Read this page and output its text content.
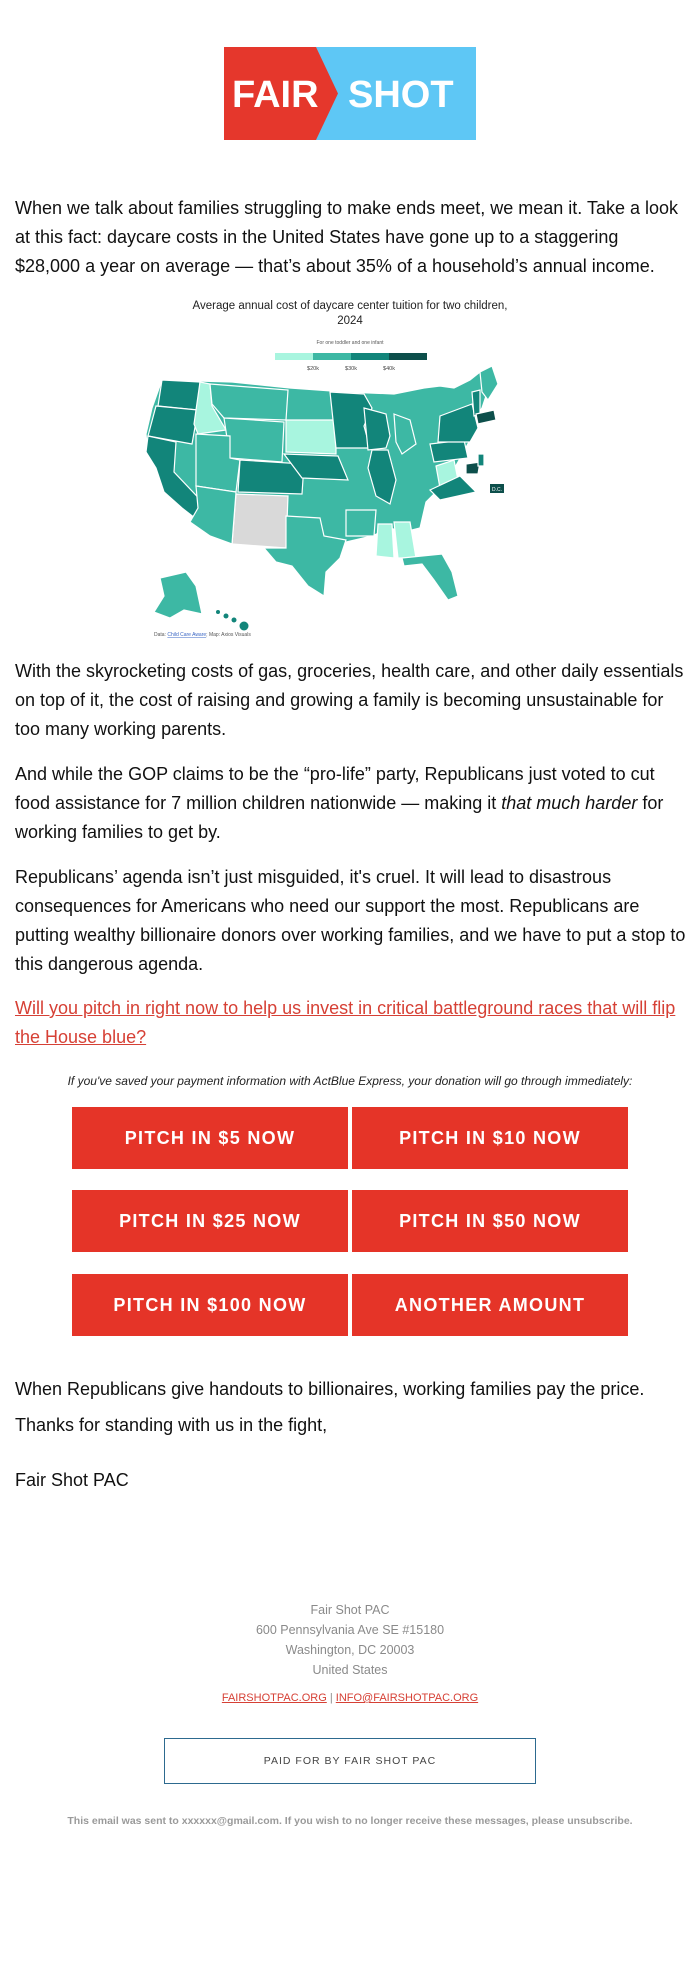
FAIR SHOT

When we talk about families struggling to make ends meet, we mean it. Take a look at this fact: daycare costs in the United States have gone up to a staggering $28,000 a year on average — that’s about 35% of a household’s annual income.

Average annual cost of daycare center tuition for two children,
2024
For one toddler and one infant
$20k	$30k	$40k
D.C.
Data: Child Care Aware; Map: Axios Visuals

With the skyrocketing costs of gas, groceries, health care, and other daily essentials on top of it, the cost of raising and growing a family is becoming unsustainable for too many working parents.

And while the GOP claims to be the “pro-life” party, Republicans just voted to cut food assistance for 7 million children nationwide — making it that much harder for working families to get by.

Republicans’ agenda isn’t just misguided, it's cruel. It will lead to disastrous consequences for Americans who need our support the most. Republicans are putting wealthy billionaire donors over working families, and we have to put a stop to this dangerous agenda.

Will you pitch in right now to help us invest in critical battleground races that will flip the House blue?

If you've saved your payment information with ActBlue Express, your donation will go through immediately:
PITCH IN $5 NOW	PITCH IN $10 NOW
PITCH IN $25 NOW	PITCH IN $50 NOW
PITCH IN $100 NOW	ANOTHER AMOUNT

When Republicans give handouts to billionaires, working families pay the price.

Thanks for standing with us in the fight,

Fair Shot PAC

Fair Shot PAC
600 Pennsylvania Ave SE #15180
Washington, DC 20003
United States
FAIRSHOTPAC.ORG | INFO@FAIRSHOTPAC.ORG
PAID FOR BY FAIR SHOT PAC
This email was sent to xxxxxx@gmail.com. If you wish to no longer receive these messages, please unsubscribe.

------------------------------

▶ Aim
From the listing, copy every line where the string "have" appears.

▶ Exercise solution
When we talk about families struggling to make ends meet, we mean it. Take a look at this fact: daycare costs in the United States have gone up to a staggering $28,000 a year on average — that’s about 35% of a household’s annual income.
Republicans’ agenda isn’t just misguided, it's cruel. It will lead to disastrous consequences for Americans who need our support the most. Republicans are putting wealthy billionaire donors over working families, and we have to put a stop to this dangerous agenda.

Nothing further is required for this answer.